• Record excerpts
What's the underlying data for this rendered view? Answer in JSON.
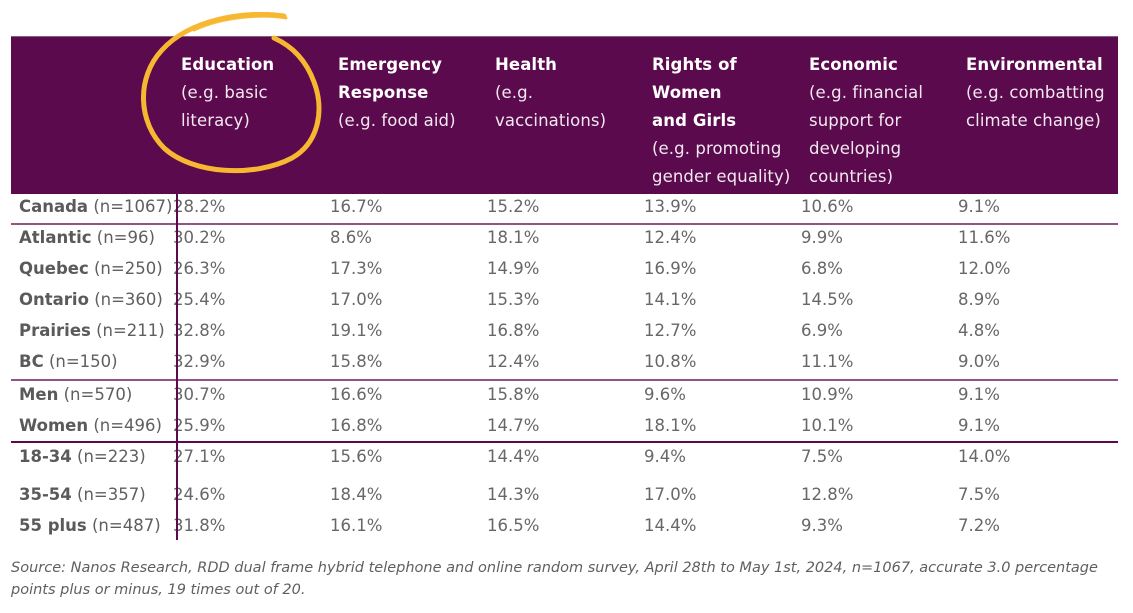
{
  "table": {
    "columns": [
      {
        "title": "Education",
        "subtitle": "(e.g. basic literacy)",
        "title_lines": [
          "Education"
        ],
        "sub_lines": [
          "(e.g. basic",
          "literacy)"
        ],
        "highlighted": true
      },
      {
        "title": "Emergency Response",
        "subtitle": "(e.g. food aid)",
        "title_lines": [
          "Emergency",
          "Response"
        ],
        "sub_lines": [
          "(e.g. food aid)"
        ],
        "highlighted": false
      },
      {
        "title": "Health",
        "subtitle": "(e.g. vaccinations)",
        "title_lines": [
          "Health"
        ],
        "sub_lines": [
          "(e.g.",
          "vaccinations)"
        ],
        "highlighted": false
      },
      {
        "title": "Rights of Women and Girls",
        "subtitle": "(e.g. promoting gender equality)",
        "title_lines": [
          "Rights of",
          "Women",
          "and Girls"
        ],
        "sub_lines": [
          "(e.g. promoting",
          "gender equality)"
        ],
        "highlighted": false
      },
      {
        "title": "Economic",
        "subtitle": "(e.g. financial support for developing countries)",
        "title_lines": [
          "Economic"
        ],
        "sub_lines": [
          "(e.g. financial",
          "support for",
          "developing",
          "countries)"
        ],
        "highlighted": false
      },
      {
        "title": "Environmental",
        "subtitle": "(e.g. combatting climate change)",
        "title_lines": [
          "Environmental"
        ],
        "sub_lines": [
          "(e.g. combatting",
          "climate change)"
        ],
        "highlighted": false
      }
    ],
    "rows": [
      {
        "group": "total",
        "name": "Canada",
        "n": "(n=1067)",
        "values": [
          "28.2%",
          "16.7%",
          "15.2%",
          "13.9%",
          "10.6%",
          "9.1%"
        ]
      },
      {
        "group": "region",
        "name": "Atlantic",
        "n": "(n=96)",
        "values": [
          "30.2%",
          "8.6%",
          "18.1%",
          "12.4%",
          "9.9%",
          "11.6%"
        ]
      },
      {
        "group": "region",
        "name": "Quebec",
        "n": "(n=250)",
        "values": [
          "26.3%",
          "17.3%",
          "14.9%",
          "16.9%",
          "6.8%",
          "12.0%"
        ]
      },
      {
        "group": "region",
        "name": "Ontario",
        "n": "(n=360)",
        "values": [
          "25.4%",
          "17.0%",
          "15.3%",
          "14.1%",
          "14.5%",
          "8.9%"
        ]
      },
      {
        "group": "region",
        "name": "Prairies",
        "n": "(n=211)",
        "values": [
          "32.8%",
          "19.1%",
          "16.8%",
          "12.7%",
          "6.9%",
          "4.8%"
        ]
      },
      {
        "group": "region",
        "name": "BC",
        "n": "(n=150)",
        "values": [
          "32.9%",
          "15.8%",
          "12.4%",
          "10.8%",
          "11.1%",
          "9.0%"
        ]
      },
      {
        "group": "gender",
        "name": "Men",
        "n": "(n=570)",
        "values": [
          "30.7%",
          "16.6%",
          "15.8%",
          "9.6%",
          "10.9%",
          "9.1%"
        ]
      },
      {
        "group": "gender",
        "name": "Women",
        "n": "(n=496)",
        "values": [
          "25.9%",
          "16.8%",
          "14.7%",
          "18.1%",
          "10.1%",
          "9.1%"
        ]
      },
      {
        "group": "age",
        "name": "18-34",
        "n": "(n=223)",
        "values": [
          "27.1%",
          "15.6%",
          "14.4%",
          "9.4%",
          "7.5%",
          "14.0%"
        ]
      },
      {
        "group": "age",
        "name": "35-54",
        "n": "(n=357)",
        "values": [
          "24.6%",
          "18.4%",
          "14.3%",
          "17.0%",
          "12.8%",
          "7.5%"
        ]
      },
      {
        "group": "age",
        "name": "55 plus",
        "n": "(n=487)",
        "values": [
          "31.8%",
          "16.1%",
          "16.5%",
          "14.4%",
          "9.3%",
          "7.2%"
        ]
      }
    ]
  },
  "colors": {
    "header_bg": "#5b0a4d",
    "highlight_circle": "#f7b731",
    "text": "#5f5f5f"
  },
  "source_note": "Source: Nanos Research, RDD dual frame hybrid telephone and online random survey, April 28th to May 1st, 2024, n=1067, accurate 3.0 percentage points plus or minus, 19 times out of 20."
}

• To be done
Show the lines where the word "promoting" appears in the entries.

• Task answer
        "subtitle": "(e.g. promoting gender equality)",
          "(e.g. promoting",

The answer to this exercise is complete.